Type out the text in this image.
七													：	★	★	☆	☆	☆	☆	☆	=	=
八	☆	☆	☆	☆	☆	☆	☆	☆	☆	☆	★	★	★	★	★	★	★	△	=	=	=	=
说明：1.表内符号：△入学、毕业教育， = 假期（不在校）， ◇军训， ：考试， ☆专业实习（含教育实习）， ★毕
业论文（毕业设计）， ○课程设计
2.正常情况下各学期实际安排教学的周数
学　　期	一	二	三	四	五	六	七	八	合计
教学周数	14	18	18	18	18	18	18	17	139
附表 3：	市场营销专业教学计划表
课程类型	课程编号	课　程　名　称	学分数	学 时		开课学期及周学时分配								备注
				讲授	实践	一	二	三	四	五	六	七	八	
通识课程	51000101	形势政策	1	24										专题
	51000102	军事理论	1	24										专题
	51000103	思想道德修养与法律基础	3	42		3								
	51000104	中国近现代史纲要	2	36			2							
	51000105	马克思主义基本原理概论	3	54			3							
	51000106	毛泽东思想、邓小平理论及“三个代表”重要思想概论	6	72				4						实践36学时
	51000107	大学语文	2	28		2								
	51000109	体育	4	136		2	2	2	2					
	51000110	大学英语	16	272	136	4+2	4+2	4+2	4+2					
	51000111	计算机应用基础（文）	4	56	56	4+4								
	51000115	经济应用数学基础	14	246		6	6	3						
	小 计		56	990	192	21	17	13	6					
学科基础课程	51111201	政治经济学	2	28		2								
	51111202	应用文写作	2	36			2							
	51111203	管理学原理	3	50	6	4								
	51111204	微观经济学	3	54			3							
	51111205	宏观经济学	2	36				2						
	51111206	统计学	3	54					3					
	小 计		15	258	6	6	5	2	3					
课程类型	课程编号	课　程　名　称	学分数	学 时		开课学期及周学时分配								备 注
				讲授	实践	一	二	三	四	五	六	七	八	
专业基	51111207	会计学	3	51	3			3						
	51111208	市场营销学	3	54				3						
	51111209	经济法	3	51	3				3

==============================

**TASK OBJECTIVE**
Pull out all lines in the data above that include "课程编号".

**EXPECTED ANSWER**
课程类型	课程编号	课　程　名　称	学分数	学 时		开课学期及周学时分配								备注
课程类型	课程编号	课　程　名　称	学分数	学 时		开课学期及周学时分配								备 注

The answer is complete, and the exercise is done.